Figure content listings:
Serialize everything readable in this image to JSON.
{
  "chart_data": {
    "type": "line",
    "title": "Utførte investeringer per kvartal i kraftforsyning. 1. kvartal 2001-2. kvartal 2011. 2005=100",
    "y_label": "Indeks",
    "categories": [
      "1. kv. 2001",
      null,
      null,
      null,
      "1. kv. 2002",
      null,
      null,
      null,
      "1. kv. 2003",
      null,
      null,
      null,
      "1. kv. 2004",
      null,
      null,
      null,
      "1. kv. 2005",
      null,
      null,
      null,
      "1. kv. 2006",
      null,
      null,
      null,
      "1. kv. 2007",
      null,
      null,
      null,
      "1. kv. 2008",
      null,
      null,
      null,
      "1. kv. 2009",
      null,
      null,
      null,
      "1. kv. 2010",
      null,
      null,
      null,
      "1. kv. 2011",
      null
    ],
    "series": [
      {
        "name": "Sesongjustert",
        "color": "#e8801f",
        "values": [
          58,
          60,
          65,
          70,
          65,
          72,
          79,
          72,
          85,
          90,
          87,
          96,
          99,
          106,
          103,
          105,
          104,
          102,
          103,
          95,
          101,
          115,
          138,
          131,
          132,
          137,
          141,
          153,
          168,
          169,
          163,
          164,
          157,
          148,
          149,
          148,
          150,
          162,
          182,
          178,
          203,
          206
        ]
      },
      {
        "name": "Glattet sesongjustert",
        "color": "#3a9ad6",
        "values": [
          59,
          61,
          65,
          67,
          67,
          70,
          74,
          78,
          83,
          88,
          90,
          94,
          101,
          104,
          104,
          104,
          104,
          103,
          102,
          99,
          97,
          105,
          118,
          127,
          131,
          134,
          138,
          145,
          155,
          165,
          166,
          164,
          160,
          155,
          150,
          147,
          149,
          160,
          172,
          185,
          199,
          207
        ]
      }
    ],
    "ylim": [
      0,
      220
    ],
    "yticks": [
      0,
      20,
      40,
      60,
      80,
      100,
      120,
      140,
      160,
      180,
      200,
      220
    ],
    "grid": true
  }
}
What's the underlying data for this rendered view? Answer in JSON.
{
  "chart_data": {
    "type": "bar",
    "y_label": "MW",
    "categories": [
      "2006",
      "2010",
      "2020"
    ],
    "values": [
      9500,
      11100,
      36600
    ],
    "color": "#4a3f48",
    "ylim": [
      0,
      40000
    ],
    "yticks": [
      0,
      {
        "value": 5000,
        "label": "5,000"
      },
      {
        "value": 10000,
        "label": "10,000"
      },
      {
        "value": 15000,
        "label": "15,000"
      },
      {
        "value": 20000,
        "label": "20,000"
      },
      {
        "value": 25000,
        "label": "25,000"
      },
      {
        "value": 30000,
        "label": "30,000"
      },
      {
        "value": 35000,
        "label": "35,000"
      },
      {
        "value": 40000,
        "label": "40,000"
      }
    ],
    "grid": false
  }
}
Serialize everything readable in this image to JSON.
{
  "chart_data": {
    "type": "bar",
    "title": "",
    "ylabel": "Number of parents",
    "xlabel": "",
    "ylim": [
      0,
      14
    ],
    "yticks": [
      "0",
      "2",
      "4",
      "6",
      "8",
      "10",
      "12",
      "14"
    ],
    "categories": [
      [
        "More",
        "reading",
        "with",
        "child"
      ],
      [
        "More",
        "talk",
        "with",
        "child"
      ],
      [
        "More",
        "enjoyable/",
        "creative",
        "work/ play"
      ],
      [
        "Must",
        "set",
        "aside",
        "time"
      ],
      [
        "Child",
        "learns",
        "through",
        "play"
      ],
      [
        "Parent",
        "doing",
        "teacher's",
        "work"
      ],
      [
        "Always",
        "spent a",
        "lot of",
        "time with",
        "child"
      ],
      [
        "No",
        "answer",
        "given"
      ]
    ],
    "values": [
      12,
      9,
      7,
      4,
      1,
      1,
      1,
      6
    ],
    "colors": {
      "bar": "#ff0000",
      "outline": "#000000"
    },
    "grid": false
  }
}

Given request:
Give back the whole listing, word for word.

Problem solution:
Serialize everything readable in this image to JSON.
{
  "chart_data": {
    "type": "line",
    "title": "Utførte investeringer per kvartal i kraftforsyning. 1. kvartal 2001-2. kvartal 2011. 2005=100",
    "y_label": "Indeks",
    "categories": [
      "1. kv. 2001",
      null,
      null,
      null,
      "1. kv. 2002",
      null,
      null,
      null,
      "1. kv. 2003",
      null,
      null,
      null,
      "1. kv. 2004",
      null,
      null,
      null,
      "1. kv. 2005",
      null,
      null,
      null,
      "1. kv. 2006",
      null,
      null,
      null,
      "1. kv. 2007",
      null,
      null,
      null,
      "1. kv. 2008",
      null,
      null,
      null,
      "1. kv. 2009",
      null,
      null,
      null,
      "1. kv. 2010",
      null,
      null,
      null,
      "1. kv. 2011",
      null
    ],
    "series": [
      {
        "name": "Sesongjustert",
        "color": "#e8801f",
        "values": [
          58,
          60,
          65,
          70,
          65,
          72,
          79,
          72,
          85,
          90,
          87,
          96,
          99,
          106,
          103,
          105,
          104,
          102,
          103,
          95,
          101,
          115,
          138,
          131,
          132,
          137,
          141,
          153,
          168,
          169,
          163,
          164,
          157,
          148,
          149,
          148,
          150,
          162,
          182,
          178,
          203,
          206
        ]
      },
      {
        "name": "Glattet sesongjustert",
        "color": "#3a9ad6",
        "values": [
          59,
          61,
          65,
          67,
          67,
          70,
          74,
          78,
          83,
          88,
          90,
          94,
          101,
          104,
          104,
          104,
          104,
          103,
          102,
          99,
          97,
          105,
          118,
          127,
          131,
          134,
          138,
          145,
          155,
          165,
          166,
          164,
          160,
          155,
          150,
          147,
          149,
          160,
          172,
          185,
          199,
          207
        ]
      }
    ],
    "ylim": [
      0,
      220
    ],
    "yticks": [
      0,
      20,
      40,
      60,
      80,
      100,
      120,
      140,
      160,
      180,
      200,
      220
    ],
    "grid": true
  }
}
What's the underlying data for this rendered view? Answer in JSON.
{
  "chart_data": {
    "type": "bar",
    "y_label": "MW",
    "categories": [
      "2006",
      "2010",
      "2020"
    ],
    "values": [
      9500,
      11100,
      36600
    ],
    "color": "#4a3f48",
    "ylim": [
      0,
      40000
    ],
    "yticks": [
      0,
      {
        "value": 5000,
        "label": "5,000"
      },
      {
        "value": 10000,
        "label": "10,000"
      },
      {
        "value": 15000,
        "label": "15,000"
      },
      {
        "value": 20000,
        "label": "20,000"
      },
      {
        "value": 25000,
        "label": "25,000"
      },
      {
        "value": 30000,
        "label": "30,000"
      },
      {
        "value": 35000,
        "label": "35,000"
      },
      {
        "value": 40000,
        "label": "40,000"
      }
    ],
    "grid": false
  }
}
Serialize everything readable in this image to JSON.
{
  "chart_data": {
    "type": "bar",
    "title": "",
    "ylabel": "Number of parents",
    "xlabel": "",
    "ylim": [
      0,
      14
    ],
    "yticks": [
      "0",
      "2",
      "4",
      "6",
      "8",
      "10",
      "12",
      "14"
    ],
    "categories": [
      [
        "More",
        "reading",
        "with",
        "child"
      ],
      [
        "More",
        "talk",
        "with",
        "child"
      ],
      [
        "More",
        "enjoyable/",
        "creative",
        "work/ play"
      ],
      [
        "Must",
        "set",
        "aside",
        "time"
      ],
      [
        "Child",
        "learns",
        "through",
        "play"
      ],
      [
        "Parent",
        "doing",
        "teacher's",
        "work"
      ],
      [
        "Always",
        "spent a",
        "lot of",
        "time with",
        "child"
      ],
      [
        "No",
        "answer",
        "given"
      ]
    ],
    "values": [
      12,
      9,
      7,
      4,
      1,
      1,
      1,
      6
    ],
    "colors": {
      "bar": "#ff0000",
      "outline": "#000000"
    },
    "grid": false
  }
}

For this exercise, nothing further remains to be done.